**** Dataset content ****

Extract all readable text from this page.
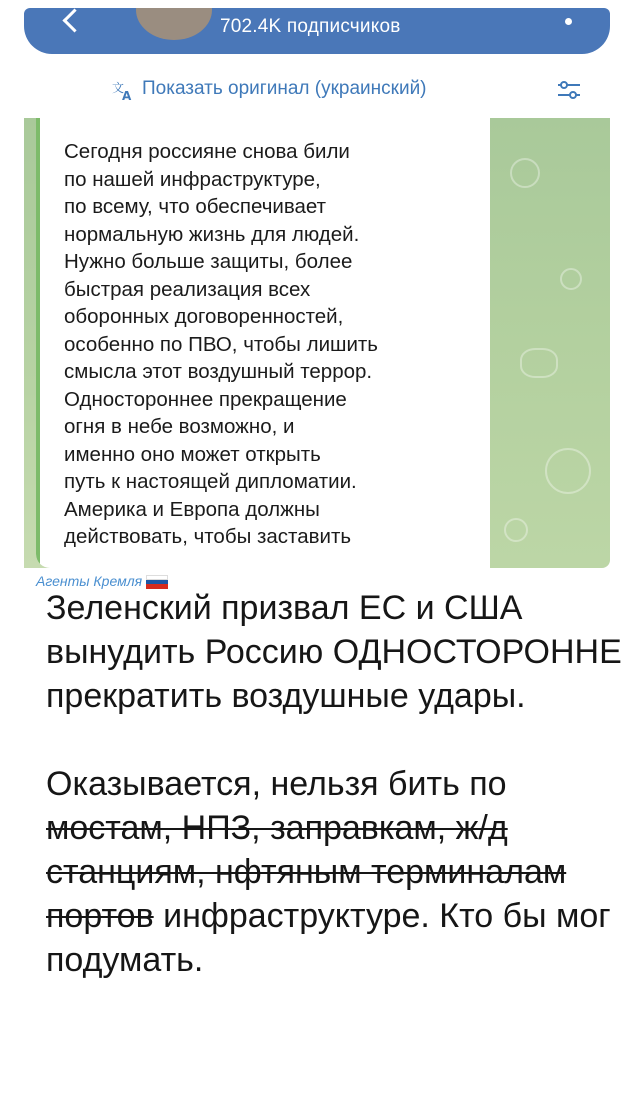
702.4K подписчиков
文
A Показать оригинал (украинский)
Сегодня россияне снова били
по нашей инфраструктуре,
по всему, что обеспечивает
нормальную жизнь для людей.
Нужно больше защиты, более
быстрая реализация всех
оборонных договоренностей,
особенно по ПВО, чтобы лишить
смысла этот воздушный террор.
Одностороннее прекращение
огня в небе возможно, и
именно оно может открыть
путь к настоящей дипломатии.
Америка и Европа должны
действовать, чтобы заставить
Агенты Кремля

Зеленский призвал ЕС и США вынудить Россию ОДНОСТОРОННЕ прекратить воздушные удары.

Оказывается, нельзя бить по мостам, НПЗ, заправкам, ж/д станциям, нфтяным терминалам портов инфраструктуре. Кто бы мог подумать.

****

▶ [Goal] Tally up the lines with the word "чтобы" in them, and answer with that number by itself.

▶ [Result for this task] 2